Task prompt: Only a number is wanted. Count the lines holding the string "legend".

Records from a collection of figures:

--- begin ---

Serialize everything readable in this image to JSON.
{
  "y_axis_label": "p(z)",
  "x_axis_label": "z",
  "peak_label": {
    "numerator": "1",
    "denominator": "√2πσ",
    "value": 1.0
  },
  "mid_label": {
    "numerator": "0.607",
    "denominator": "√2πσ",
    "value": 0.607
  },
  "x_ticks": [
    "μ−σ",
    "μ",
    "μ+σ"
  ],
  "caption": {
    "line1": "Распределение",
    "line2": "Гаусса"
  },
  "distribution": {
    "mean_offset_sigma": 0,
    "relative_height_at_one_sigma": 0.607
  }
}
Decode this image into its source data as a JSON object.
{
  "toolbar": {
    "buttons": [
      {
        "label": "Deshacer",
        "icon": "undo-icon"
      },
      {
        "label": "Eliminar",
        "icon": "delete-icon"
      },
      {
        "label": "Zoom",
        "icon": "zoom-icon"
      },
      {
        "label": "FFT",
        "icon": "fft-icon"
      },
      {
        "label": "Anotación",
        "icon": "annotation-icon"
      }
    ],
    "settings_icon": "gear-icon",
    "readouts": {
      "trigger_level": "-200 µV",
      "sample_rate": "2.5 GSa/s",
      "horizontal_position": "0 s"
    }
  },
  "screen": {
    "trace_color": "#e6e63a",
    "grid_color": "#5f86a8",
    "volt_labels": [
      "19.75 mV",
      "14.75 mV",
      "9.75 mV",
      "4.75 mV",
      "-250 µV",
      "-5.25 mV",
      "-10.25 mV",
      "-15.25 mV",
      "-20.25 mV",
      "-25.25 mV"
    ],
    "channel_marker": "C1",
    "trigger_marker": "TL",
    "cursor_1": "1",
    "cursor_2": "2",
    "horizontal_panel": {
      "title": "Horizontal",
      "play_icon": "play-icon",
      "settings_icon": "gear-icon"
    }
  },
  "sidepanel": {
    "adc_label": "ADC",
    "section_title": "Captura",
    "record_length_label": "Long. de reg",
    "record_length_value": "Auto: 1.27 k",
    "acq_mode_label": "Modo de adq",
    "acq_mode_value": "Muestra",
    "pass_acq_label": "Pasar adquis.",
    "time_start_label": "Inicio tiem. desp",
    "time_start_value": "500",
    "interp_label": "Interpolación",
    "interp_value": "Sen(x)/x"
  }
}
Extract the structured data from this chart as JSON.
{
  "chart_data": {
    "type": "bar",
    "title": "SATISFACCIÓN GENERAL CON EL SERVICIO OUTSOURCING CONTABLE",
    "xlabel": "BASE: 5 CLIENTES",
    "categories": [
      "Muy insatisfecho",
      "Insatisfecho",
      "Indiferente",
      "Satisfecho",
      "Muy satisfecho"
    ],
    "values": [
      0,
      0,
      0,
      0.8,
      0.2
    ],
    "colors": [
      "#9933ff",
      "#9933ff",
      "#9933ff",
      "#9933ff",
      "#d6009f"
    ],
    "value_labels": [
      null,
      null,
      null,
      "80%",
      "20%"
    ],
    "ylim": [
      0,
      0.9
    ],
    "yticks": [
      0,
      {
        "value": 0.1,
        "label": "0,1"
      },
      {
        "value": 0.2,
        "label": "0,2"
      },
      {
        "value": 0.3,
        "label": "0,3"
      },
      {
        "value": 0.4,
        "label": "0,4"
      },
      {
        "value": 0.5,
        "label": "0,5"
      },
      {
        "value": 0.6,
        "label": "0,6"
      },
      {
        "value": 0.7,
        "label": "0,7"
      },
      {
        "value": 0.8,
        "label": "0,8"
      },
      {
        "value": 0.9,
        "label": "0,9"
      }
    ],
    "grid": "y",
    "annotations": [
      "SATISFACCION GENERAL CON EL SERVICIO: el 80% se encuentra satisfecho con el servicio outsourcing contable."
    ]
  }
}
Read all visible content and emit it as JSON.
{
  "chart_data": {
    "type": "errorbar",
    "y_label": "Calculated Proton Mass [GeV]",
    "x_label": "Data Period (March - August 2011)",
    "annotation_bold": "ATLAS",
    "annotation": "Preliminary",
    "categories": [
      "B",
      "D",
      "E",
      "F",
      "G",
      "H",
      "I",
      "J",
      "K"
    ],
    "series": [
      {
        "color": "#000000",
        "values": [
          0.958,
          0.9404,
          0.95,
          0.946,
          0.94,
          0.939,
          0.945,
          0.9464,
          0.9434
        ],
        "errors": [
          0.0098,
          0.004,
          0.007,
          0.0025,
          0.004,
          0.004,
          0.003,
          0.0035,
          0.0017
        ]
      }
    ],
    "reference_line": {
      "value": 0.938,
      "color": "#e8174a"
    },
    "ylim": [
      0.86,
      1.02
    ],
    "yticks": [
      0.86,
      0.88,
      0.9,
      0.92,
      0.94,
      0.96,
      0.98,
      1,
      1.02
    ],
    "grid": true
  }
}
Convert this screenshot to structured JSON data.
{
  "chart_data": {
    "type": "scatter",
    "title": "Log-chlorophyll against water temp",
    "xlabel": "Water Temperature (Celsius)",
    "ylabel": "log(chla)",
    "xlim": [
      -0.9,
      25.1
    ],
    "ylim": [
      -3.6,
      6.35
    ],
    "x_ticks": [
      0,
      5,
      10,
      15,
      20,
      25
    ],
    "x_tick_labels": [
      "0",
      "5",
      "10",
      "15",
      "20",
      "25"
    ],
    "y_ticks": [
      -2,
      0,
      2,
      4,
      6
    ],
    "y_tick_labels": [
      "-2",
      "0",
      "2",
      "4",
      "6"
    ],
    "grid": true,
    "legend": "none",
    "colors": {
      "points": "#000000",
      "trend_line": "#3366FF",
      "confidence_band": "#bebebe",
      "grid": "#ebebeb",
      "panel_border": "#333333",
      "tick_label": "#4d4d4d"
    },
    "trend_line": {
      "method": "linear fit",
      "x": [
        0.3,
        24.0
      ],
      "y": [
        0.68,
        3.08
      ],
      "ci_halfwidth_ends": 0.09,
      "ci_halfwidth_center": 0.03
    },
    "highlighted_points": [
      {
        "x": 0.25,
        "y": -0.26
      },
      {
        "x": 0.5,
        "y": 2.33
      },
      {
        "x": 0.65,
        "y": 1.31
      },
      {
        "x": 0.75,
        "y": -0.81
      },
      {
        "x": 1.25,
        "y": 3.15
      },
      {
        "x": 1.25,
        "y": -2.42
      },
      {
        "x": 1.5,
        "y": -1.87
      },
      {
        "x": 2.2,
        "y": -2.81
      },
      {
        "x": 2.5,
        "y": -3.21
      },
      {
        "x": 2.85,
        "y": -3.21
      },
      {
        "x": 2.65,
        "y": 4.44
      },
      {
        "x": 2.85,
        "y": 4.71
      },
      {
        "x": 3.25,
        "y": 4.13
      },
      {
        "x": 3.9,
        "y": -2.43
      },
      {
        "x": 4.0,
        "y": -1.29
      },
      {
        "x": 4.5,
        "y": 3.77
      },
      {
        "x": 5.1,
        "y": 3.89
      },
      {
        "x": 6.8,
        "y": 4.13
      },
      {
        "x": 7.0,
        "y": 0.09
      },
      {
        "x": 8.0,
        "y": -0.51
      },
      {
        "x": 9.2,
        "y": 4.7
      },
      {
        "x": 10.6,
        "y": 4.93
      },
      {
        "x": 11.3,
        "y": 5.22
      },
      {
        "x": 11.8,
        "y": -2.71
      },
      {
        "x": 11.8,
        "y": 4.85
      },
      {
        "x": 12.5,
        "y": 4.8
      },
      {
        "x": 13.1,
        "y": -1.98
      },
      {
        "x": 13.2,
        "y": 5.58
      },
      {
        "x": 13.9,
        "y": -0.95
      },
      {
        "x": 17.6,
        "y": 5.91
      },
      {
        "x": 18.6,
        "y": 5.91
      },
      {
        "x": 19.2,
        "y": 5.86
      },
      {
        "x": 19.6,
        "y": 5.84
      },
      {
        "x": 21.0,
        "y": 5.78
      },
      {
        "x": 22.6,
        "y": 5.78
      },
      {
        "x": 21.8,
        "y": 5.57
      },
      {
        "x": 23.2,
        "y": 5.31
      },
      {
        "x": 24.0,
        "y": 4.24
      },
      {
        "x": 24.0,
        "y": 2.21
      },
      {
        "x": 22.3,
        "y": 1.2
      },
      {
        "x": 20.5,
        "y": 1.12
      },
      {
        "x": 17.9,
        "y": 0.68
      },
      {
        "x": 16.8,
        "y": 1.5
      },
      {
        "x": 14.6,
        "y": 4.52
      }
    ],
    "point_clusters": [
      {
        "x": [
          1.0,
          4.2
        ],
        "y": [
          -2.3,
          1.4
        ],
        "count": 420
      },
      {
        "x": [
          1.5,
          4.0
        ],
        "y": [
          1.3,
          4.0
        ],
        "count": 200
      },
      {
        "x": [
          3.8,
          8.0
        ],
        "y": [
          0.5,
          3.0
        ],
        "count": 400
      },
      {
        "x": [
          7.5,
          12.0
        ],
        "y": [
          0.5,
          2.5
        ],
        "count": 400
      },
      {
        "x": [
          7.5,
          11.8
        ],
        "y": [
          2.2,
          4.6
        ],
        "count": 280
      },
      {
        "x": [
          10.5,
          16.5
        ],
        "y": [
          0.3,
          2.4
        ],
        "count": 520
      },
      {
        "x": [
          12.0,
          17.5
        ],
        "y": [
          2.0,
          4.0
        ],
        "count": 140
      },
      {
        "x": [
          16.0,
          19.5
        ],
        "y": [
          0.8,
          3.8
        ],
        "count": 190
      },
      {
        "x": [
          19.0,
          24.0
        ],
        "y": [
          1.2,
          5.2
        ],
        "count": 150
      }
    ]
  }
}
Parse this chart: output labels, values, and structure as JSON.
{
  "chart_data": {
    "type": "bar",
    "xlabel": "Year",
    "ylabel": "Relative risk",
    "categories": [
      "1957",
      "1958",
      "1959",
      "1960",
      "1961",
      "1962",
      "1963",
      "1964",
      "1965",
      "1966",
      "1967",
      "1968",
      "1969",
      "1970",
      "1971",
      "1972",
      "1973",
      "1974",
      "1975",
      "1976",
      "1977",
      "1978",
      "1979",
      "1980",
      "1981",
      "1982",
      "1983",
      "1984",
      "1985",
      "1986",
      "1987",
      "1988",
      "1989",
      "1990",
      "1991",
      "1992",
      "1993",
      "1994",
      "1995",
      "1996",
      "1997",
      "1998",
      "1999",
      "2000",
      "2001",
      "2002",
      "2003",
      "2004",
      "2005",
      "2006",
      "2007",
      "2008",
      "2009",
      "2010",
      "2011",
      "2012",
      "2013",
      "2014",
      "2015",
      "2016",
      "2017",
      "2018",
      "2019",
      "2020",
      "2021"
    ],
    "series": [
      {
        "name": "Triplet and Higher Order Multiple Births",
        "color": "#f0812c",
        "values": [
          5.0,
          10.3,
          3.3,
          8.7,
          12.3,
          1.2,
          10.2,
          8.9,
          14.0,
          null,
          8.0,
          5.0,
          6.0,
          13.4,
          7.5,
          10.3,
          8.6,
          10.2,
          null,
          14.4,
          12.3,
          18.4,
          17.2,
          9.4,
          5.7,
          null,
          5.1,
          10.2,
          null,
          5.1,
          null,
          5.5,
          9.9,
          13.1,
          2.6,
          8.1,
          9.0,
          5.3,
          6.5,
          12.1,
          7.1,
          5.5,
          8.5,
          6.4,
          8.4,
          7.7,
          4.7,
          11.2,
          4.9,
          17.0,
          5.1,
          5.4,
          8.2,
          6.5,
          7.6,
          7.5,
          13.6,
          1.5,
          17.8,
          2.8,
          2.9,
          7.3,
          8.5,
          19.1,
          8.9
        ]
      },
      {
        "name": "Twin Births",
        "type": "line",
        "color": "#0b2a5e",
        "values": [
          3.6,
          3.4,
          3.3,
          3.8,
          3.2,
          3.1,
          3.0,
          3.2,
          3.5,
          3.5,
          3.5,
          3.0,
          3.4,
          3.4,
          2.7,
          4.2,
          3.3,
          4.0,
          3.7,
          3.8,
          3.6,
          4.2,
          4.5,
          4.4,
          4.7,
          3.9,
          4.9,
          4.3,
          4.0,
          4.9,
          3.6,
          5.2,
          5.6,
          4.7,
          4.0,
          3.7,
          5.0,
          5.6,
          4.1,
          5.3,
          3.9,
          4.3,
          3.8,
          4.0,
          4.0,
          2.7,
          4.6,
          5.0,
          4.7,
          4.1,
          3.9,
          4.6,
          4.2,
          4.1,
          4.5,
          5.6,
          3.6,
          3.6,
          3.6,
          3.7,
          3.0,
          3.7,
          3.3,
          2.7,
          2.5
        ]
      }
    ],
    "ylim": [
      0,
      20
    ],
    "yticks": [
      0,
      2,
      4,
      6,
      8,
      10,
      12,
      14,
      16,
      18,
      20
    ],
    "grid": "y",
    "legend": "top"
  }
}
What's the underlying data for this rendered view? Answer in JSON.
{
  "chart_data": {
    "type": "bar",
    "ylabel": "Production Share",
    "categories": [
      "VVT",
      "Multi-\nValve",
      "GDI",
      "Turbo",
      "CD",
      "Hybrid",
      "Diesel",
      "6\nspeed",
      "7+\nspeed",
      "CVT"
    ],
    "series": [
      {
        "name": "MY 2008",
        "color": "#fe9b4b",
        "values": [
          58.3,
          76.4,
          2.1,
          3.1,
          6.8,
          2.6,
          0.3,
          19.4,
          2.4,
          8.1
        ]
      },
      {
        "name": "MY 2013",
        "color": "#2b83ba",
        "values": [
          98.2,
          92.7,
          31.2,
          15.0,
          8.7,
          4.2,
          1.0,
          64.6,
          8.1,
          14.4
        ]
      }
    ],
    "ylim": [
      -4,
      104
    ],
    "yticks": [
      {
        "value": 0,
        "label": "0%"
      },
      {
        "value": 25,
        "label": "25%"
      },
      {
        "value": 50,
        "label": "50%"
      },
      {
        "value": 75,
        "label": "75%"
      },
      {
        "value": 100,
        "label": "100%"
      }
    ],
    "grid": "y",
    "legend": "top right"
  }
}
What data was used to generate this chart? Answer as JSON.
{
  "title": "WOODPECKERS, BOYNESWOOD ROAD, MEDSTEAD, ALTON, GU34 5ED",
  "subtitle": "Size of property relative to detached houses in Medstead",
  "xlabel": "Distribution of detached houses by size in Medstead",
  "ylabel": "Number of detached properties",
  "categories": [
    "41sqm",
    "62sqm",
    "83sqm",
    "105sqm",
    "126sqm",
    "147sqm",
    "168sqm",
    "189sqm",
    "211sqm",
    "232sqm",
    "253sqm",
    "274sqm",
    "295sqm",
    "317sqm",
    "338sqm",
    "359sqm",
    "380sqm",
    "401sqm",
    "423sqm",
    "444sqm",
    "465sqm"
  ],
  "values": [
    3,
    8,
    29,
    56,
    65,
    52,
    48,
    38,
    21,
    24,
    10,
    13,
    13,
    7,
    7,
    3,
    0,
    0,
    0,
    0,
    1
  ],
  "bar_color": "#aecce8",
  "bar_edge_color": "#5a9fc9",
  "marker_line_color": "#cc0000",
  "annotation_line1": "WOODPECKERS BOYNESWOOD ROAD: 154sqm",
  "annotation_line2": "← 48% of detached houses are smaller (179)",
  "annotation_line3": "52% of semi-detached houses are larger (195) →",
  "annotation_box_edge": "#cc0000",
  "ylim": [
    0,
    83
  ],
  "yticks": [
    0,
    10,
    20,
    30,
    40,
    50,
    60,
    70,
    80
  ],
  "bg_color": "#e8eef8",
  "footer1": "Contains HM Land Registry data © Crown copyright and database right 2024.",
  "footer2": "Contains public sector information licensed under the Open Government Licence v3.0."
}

--- end ---

Expected output: 3